§ **作業の目的**
以下の行にある「Prod GKE Cluster」をすべて「Staging GKE Cluster」に書き換え、それ以外は一切変えずに全行をもう一度示してもらえますか。

注釈付き領域一覧:
---------------

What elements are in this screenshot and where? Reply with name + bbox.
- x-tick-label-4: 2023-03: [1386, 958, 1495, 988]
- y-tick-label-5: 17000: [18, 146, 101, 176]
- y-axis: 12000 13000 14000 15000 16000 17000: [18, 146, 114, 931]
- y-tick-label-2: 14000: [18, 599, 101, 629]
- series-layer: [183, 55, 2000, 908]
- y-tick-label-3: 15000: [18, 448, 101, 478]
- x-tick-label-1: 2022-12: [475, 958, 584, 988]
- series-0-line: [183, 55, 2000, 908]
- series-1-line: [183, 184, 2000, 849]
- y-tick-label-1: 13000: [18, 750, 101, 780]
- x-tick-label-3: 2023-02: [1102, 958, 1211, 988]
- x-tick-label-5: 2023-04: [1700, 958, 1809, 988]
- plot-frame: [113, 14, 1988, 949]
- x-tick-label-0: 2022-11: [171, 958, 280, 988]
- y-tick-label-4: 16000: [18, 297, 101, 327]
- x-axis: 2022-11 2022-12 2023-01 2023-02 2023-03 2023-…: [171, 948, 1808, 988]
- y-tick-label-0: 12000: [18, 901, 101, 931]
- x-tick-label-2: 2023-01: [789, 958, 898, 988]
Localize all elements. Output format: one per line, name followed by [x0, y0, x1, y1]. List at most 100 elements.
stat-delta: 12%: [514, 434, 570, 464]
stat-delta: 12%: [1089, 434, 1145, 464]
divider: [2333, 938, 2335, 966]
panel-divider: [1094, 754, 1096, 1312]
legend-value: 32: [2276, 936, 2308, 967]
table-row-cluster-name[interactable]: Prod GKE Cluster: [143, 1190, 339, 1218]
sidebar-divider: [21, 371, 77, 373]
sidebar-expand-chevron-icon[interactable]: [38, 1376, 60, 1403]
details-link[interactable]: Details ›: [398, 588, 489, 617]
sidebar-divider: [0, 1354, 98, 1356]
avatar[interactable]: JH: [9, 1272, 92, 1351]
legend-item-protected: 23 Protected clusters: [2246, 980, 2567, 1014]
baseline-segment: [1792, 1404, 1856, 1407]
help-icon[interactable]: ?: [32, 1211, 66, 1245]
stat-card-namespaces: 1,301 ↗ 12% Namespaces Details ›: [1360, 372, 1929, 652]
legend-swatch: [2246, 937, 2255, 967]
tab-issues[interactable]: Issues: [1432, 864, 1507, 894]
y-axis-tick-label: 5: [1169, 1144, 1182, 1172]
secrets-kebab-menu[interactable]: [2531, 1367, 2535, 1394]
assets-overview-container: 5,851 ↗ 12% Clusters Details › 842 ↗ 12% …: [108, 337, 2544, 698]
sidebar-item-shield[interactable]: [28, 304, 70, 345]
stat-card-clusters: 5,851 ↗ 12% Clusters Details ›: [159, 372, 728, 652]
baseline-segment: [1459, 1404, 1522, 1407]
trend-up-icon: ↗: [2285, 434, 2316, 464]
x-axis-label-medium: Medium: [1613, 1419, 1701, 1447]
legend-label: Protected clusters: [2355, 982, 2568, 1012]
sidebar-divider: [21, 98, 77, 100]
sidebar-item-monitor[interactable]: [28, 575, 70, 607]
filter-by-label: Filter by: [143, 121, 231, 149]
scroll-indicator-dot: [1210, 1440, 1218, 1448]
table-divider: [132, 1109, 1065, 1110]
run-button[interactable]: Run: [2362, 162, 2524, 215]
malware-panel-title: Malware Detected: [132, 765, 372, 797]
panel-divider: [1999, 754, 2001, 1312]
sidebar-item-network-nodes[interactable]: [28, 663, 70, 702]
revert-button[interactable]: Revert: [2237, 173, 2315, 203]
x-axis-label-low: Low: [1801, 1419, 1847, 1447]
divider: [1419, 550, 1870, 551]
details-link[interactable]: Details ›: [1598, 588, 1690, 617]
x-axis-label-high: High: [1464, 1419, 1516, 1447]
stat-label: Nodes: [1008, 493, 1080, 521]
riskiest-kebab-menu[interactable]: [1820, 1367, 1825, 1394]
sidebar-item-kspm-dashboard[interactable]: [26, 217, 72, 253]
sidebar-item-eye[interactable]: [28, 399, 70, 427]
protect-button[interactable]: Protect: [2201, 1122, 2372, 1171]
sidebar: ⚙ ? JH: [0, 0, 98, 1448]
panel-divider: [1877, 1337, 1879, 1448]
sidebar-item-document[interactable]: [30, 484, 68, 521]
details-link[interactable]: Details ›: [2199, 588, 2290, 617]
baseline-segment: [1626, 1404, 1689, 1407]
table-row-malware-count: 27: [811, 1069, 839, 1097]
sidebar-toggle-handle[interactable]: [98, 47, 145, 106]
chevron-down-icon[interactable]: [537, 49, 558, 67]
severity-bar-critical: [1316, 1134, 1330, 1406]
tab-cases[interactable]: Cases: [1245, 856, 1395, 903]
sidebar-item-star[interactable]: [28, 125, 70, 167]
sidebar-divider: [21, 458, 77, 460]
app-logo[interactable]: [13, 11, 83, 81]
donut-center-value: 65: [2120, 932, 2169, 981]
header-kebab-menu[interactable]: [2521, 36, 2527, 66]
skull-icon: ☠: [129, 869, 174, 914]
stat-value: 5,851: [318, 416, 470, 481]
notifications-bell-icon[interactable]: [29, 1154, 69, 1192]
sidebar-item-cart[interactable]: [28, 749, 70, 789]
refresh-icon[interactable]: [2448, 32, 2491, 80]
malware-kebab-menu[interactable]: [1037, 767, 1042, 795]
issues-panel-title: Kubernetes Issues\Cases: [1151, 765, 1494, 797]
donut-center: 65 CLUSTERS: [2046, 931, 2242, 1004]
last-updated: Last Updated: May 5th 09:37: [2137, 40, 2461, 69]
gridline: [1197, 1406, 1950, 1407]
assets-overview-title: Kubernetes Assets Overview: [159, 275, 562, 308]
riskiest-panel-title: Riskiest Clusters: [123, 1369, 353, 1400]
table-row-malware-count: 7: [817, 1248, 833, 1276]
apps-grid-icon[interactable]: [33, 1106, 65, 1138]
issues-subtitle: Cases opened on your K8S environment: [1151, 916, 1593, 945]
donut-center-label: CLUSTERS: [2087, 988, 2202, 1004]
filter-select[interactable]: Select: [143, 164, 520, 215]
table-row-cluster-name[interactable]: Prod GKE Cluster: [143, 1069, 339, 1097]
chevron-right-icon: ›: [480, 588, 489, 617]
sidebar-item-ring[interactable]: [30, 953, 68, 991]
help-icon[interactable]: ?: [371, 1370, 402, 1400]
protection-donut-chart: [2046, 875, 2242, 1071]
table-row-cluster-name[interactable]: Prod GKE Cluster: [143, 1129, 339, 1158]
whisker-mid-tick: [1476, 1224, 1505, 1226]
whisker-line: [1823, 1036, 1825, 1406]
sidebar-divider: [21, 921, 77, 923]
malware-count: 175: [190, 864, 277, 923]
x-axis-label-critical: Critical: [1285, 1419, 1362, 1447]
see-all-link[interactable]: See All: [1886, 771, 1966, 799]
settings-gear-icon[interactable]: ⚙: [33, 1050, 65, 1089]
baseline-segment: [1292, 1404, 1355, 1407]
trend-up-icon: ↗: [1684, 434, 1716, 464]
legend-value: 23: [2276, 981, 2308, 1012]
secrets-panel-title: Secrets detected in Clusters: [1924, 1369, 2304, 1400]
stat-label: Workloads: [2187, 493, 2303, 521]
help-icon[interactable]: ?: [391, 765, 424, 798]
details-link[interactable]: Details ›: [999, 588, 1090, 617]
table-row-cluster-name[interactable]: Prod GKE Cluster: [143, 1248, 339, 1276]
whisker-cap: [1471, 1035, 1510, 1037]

---------------

§ **回答**
What elements are in this screenshot and where? Reply with name + bbox.
- x-tick-label-4: 2023-03: [1386, 958, 1495, 988]
- y-tick-label-5: 17000: [18, 146, 101, 176]
- y-axis: 12000 13000 14000 15000 16000 17000: [18, 146, 114, 931]
- y-tick-label-2: 14000: [18, 599, 101, 629]
- series-layer: [183, 55, 2000, 908]
- y-tick-label-3: 15000: [18, 448, 101, 478]
- x-tick-label-1: 2022-12: [475, 958, 584, 988]
- series-0-line: [183, 55, 2000, 908]
- series-1-line: [183, 184, 2000, 849]
- y-tick-label-1: 13000: [18, 750, 101, 780]
- x-tick-label-3: 2023-02: [1102, 958, 1211, 988]
- x-tick-label-5: 2023-04: [1700, 958, 1809, 988]
- plot-frame: [113, 14, 1988, 949]
- x-tick-label-0: 2022-11: [171, 958, 280, 988]
- y-tick-label-4: 16000: [18, 297, 101, 327]
- x-axis: 2022-11 2022-12 2023-01 2023-02 2023-03 2023-…: [171, 948, 1808, 988]
- y-tick-label-0: 12000: [18, 901, 101, 931]
- x-tick-label-2: 2023-01: [789, 958, 898, 988]
Localize all elements. Output format: one per line, name followed by [x0, y0, x1, y1]. List at most 100 elements.
stat-delta: 12%: [514, 434, 570, 464]
stat-delta: 12%: [1089, 434, 1145, 464]
divider: [2333, 938, 2335, 966]
panel-divider: [1094, 754, 1096, 1312]
legend-value: 32: [2276, 936, 2308, 967]
table-row-cluster-name[interactable]: Staging GKE Cluster: [143, 1190, 339, 1218]
sidebar-divider: [21, 371, 77, 373]
sidebar-expand-chevron-icon[interactable]: [38, 1376, 60, 1403]
details-link[interactable]: Details ›: [398, 588, 489, 617]
sidebar-divider: [0, 1354, 98, 1356]
avatar[interactable]: JH: [9, 1272, 92, 1351]
legend-item-protected: 23 Protected clusters: [2246, 980, 2567, 1014]
baseline-segment: [1792, 1404, 1856, 1407]
help-icon[interactable]: ?: [32, 1211, 66, 1245]
stat-card-namespaces: 1,301 ↗ 12% Namespaces Details ›: [1360, 372, 1929, 652]
legend-swatch: [2246, 937, 2255, 967]
tab-issues[interactable]: Issues: [1432, 864, 1507, 894]
y-axis-tick-label: 5: [1169, 1144, 1182, 1172]
secrets-kebab-menu[interactable]: [2531, 1367, 2535, 1394]
assets-overview-container: 5,851 ↗ 12% Clusters Details › 842 ↗ 12% …: [108, 337, 2544, 698]
sidebar-item-shield[interactable]: [28, 304, 70, 345]
stat-card-clusters: 5,851 ↗ 12% Clusters Details ›: [159, 372, 728, 652]
baseline-segment: [1459, 1404, 1522, 1407]
trend-up-icon: ↗: [2285, 434, 2316, 464]
x-axis-label-medium: Medium: [1613, 1419, 1701, 1447]
legend-label: Protected clusters: [2355, 982, 2568, 1012]
sidebar-divider: [21, 98, 77, 100]
sidebar-item-monitor[interactable]: [28, 575, 70, 607]
filter-by-label: Filter by: [143, 121, 231, 149]
scroll-indicator-dot: [1210, 1440, 1218, 1448]
table-divider: [132, 1109, 1065, 1110]
run-button[interactable]: Run: [2362, 162, 2524, 215]
malware-panel-title: Malware Detected: [132, 765, 372, 797]
panel-divider: [1999, 754, 2001, 1312]
sidebar-item-network-nodes[interactable]: [28, 663, 70, 702]
revert-button[interactable]: Revert: [2237, 173, 2315, 203]
x-axis-label-low: Low: [1801, 1419, 1847, 1447]
divider: [1419, 550, 1870, 551]
details-link[interactable]: Details ›: [1598, 588, 1690, 617]
x-axis-label-high: High: [1464, 1419, 1516, 1447]
stat-label: Nodes: [1008, 493, 1080, 521]
riskiest-kebab-menu[interactable]: [1820, 1367, 1825, 1394]
sidebar-item-kspm-dashboard[interactable]: [26, 217, 72, 253]
sidebar-item-eye[interactable]: [28, 399, 70, 427]
protect-button[interactable]: Protect: [2201, 1122, 2372, 1171]
sidebar: ⚙ ? JH: [0, 0, 98, 1448]
panel-divider: [1877, 1337, 1879, 1448]
sidebar-item-document[interactable]: [30, 484, 68, 521]
details-link[interactable]: Details ›: [2199, 588, 2290, 617]
baseline-segment: [1626, 1404, 1689, 1407]
table-row-malware-count: 27: [811, 1069, 839, 1097]
sidebar-toggle-handle[interactable]: [98, 47, 145, 106]
chevron-down-icon[interactable]: [537, 49, 558, 67]
severity-bar-critical: [1316, 1134, 1330, 1406]
tab-cases[interactable]: Cases: [1245, 856, 1395, 903]
sidebar-item-star[interactable]: [28, 125, 70, 167]
sidebar-divider: [21, 458, 77, 460]
app-logo[interactable]: [13, 11, 83, 81]
donut-center-value: 65: [2120, 932, 2169, 981]
header-kebab-menu[interactable]: [2521, 36, 2527, 66]
skull-icon: ☠: [129, 869, 174, 914]
stat-value: 5,851: [318, 416, 470, 481]
notifications-bell-icon[interactable]: [29, 1154, 69, 1192]
sidebar-item-cart[interactable]: [28, 749, 70, 789]
refresh-icon[interactable]: [2448, 32, 2491, 80]
malware-kebab-menu[interactable]: [1037, 767, 1042, 795]
issues-panel-title: Kubernetes Issues\Cases: [1151, 765, 1494, 797]
donut-center: 65 CLUSTERS: [2046, 931, 2242, 1004]
last-updated: Last Updated: May 5th 09:37: [2137, 40, 2461, 69]
gridline: [1197, 1406, 1950, 1407]
assets-overview-title: Kubernetes Assets Overview: [159, 275, 562, 308]
riskiest-panel-title: Riskiest Clusters: [123, 1369, 353, 1400]
table-row-malware-count: 7: [817, 1248, 833, 1276]
apps-grid-icon[interactable]: [33, 1106, 65, 1138]
issues-subtitle: Cases opened on your K8S environment: [1151, 916, 1593, 945]
donut-center-label: CLUSTERS: [2087, 988, 2202, 1004]
filter-select[interactable]: Select: [143, 164, 520, 215]
table-row-cluster-name[interactable]: Staging GKE Cluster: [143, 1069, 339, 1097]
chevron-right-icon: ›: [480, 588, 489, 617]
sidebar-item-ring[interactable]: [30, 953, 68, 991]
help-icon[interactable]: ?: [371, 1370, 402, 1400]
protection-donut-chart: [2046, 875, 2242, 1071]
table-row-cluster-name[interactable]: Staging GKE Cluster: [143, 1129, 339, 1158]
whisker-mid-tick: [1476, 1224, 1505, 1226]
whisker-line: [1823, 1036, 1825, 1406]
sidebar-divider: [21, 921, 77, 923]
malware-count: 175: [190, 864, 277, 923]
x-axis-label-critical: Critical: [1285, 1419, 1362, 1447]
see-all-link[interactable]: See All: [1886, 771, 1966, 799]
settings-gear-icon[interactable]: ⚙: [33, 1050, 65, 1089]
baseline-segment: [1292, 1404, 1355, 1407]
trend-up-icon: ↗: [1684, 434, 1716, 464]
legend-value: 23: [2276, 981, 2308, 1012]
secrets-panel-title: Secrets detected in Clusters: [1924, 1369, 2304, 1400]
stat-label: Workloads: [2187, 493, 2303, 521]
help-icon[interactable]: ?: [391, 765, 424, 798]
details-link[interactable]: Details ›: [999, 588, 1090, 617]
table-row-cluster-name[interactable]: Staging GKE Cluster: [143, 1248, 339, 1276]
whisker-cap: [1471, 1035, 1510, 1037]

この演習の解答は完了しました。